**Items from a figure collection**
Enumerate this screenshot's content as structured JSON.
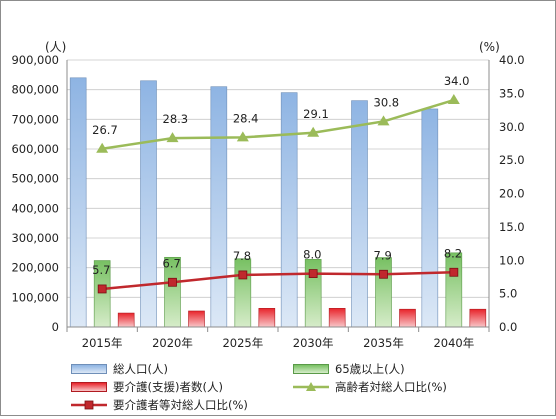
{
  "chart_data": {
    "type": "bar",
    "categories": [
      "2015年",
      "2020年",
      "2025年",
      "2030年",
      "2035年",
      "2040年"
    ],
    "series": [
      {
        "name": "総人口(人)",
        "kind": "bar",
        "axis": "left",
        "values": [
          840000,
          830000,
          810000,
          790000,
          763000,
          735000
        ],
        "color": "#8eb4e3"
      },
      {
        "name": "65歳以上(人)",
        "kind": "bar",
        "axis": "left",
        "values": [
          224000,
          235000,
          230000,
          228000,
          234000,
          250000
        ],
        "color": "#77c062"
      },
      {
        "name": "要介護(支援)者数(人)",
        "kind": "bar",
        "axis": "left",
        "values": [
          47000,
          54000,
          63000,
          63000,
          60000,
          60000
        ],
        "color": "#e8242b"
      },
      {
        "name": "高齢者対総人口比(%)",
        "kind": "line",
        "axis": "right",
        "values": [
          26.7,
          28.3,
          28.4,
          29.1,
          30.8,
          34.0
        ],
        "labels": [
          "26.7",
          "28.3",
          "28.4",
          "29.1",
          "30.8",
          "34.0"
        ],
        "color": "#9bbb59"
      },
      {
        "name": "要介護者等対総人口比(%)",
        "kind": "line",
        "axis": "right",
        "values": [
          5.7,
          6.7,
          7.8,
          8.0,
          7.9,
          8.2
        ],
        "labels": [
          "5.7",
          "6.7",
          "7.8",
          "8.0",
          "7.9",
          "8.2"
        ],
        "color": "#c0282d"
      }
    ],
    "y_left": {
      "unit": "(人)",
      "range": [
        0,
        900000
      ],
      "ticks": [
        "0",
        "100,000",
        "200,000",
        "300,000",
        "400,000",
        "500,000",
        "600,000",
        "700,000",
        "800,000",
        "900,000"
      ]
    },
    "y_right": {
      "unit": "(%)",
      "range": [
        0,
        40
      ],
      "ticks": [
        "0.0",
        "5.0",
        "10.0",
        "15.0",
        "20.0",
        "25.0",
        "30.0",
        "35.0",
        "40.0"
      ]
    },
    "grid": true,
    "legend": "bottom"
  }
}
...
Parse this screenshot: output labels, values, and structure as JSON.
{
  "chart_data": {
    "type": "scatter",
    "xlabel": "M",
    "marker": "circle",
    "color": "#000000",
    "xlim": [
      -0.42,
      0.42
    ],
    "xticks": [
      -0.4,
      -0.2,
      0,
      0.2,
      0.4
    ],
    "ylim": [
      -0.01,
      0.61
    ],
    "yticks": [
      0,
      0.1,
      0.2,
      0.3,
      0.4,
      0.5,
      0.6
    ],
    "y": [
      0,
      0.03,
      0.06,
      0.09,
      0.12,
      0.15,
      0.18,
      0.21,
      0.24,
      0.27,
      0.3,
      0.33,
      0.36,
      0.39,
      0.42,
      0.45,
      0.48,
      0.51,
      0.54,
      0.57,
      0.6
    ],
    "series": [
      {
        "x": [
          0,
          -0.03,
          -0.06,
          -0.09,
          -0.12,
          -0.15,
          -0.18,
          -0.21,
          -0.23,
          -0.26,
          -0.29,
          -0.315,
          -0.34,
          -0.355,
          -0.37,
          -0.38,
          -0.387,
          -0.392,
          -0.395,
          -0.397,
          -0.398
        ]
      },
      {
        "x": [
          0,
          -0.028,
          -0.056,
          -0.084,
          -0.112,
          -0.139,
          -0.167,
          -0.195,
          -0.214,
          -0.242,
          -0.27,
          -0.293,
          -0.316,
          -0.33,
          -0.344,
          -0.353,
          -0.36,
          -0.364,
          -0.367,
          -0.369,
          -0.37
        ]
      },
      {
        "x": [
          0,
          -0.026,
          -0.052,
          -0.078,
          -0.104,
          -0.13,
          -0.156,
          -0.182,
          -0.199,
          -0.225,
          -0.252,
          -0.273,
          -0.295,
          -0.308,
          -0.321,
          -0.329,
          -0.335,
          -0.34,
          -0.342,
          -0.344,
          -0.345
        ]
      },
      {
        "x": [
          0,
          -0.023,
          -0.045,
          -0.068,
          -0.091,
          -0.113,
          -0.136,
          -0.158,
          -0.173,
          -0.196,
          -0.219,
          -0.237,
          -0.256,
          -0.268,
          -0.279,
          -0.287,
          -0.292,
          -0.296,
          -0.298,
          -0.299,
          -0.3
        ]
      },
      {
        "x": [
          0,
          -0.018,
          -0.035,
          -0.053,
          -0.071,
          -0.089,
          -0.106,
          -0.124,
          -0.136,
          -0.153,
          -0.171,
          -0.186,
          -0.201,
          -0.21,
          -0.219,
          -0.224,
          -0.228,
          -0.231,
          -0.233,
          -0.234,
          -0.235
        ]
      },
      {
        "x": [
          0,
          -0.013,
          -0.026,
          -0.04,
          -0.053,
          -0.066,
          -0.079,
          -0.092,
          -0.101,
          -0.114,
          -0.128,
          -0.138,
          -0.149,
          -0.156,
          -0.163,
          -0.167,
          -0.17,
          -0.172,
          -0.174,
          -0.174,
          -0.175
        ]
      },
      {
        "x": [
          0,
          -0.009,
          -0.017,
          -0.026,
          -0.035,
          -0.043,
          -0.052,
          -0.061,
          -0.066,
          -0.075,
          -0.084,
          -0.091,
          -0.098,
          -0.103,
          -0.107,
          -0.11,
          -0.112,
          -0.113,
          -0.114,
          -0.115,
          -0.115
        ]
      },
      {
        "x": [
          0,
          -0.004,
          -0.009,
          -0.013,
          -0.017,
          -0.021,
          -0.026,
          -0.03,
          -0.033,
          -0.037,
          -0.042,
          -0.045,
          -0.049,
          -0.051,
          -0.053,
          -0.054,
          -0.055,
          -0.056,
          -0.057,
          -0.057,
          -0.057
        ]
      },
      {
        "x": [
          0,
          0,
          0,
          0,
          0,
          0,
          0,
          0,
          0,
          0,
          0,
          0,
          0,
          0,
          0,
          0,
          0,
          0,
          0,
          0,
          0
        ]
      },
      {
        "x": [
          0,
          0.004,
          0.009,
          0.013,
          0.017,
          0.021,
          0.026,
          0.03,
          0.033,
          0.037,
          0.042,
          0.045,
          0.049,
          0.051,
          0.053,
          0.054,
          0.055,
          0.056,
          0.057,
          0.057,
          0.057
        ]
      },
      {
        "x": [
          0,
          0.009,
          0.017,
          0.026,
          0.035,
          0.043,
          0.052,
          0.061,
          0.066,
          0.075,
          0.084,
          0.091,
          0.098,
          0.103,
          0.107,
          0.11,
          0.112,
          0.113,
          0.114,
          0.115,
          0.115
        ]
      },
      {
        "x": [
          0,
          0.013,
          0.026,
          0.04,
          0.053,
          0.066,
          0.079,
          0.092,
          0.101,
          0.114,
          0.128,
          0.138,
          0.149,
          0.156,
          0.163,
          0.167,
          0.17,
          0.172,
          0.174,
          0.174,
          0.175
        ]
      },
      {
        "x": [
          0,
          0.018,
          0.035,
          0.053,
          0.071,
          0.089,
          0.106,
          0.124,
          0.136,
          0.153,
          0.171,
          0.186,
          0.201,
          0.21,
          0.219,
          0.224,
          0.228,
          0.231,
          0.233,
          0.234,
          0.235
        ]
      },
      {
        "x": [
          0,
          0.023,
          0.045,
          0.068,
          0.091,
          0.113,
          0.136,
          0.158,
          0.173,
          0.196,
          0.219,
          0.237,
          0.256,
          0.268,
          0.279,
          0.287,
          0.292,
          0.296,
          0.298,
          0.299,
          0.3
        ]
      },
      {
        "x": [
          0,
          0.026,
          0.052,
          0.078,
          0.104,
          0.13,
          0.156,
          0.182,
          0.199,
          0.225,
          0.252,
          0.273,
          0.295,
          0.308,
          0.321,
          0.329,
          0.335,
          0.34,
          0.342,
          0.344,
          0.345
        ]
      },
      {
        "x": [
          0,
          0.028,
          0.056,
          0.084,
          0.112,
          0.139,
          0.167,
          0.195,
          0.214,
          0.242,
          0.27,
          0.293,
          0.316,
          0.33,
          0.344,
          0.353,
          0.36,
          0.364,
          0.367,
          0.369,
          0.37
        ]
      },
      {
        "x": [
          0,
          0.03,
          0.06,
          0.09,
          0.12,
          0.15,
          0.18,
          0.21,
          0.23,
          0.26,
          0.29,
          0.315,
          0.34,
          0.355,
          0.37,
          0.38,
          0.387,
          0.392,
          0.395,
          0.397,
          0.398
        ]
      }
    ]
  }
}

**Objective**
Your answer should be one number: how many lines of the listing include the word "this".

**Exercise response**
2